Problem details | Separate out the lines that hold "dersom".
-- Material provided start --
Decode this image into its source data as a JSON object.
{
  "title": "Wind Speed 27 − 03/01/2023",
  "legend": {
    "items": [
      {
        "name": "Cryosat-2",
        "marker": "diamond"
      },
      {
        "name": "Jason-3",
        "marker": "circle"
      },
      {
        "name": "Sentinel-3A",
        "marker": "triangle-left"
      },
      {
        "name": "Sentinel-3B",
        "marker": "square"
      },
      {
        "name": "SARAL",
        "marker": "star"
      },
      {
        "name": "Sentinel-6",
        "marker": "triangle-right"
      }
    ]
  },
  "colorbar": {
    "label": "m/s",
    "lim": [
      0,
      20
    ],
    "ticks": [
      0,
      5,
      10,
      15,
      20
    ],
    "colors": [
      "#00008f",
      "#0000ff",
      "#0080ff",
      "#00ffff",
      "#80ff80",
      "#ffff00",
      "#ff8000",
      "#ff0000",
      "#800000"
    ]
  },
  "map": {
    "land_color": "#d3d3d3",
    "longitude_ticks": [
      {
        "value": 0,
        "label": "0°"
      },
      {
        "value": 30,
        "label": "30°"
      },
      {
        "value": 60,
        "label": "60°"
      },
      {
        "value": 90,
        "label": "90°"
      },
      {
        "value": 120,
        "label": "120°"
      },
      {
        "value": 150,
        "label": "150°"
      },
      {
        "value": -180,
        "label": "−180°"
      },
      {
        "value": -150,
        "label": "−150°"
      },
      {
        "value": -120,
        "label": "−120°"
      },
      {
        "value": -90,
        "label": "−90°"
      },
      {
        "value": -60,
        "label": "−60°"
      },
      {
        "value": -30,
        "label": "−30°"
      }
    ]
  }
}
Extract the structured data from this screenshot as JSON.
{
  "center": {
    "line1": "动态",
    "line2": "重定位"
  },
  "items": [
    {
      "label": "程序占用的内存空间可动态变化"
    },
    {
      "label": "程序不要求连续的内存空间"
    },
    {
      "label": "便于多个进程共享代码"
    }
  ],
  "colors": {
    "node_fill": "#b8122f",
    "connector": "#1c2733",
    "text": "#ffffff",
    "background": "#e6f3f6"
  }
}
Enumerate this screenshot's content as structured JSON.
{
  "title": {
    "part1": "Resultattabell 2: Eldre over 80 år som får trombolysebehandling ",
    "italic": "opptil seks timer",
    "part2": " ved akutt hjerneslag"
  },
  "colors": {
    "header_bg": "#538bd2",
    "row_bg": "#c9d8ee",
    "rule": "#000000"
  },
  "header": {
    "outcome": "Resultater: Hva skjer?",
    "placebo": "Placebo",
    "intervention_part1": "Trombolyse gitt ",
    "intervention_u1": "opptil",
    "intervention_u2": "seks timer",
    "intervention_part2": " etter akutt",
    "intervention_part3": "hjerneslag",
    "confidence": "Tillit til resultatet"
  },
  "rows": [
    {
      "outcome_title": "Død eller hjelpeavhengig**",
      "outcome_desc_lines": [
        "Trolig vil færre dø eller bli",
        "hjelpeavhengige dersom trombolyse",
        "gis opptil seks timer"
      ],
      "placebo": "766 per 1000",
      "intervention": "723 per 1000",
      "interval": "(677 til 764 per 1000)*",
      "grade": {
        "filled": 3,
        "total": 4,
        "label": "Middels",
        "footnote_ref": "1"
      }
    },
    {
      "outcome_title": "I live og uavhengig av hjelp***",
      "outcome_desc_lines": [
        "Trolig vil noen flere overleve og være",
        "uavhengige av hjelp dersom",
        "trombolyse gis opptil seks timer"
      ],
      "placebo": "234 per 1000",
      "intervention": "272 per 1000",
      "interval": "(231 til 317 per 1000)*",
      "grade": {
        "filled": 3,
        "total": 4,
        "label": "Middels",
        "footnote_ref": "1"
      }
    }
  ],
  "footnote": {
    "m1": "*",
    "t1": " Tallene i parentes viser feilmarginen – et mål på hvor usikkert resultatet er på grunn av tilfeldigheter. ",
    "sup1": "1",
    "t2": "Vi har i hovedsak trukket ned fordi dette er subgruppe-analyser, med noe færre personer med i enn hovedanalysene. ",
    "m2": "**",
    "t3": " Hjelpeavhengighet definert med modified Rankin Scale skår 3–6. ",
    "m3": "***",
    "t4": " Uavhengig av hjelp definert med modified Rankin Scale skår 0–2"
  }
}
-- Material provided end --
Response to the exercise |
        "hjelpeavhengige dersom trombolyse",
        "uavhengige av hjelp dersom",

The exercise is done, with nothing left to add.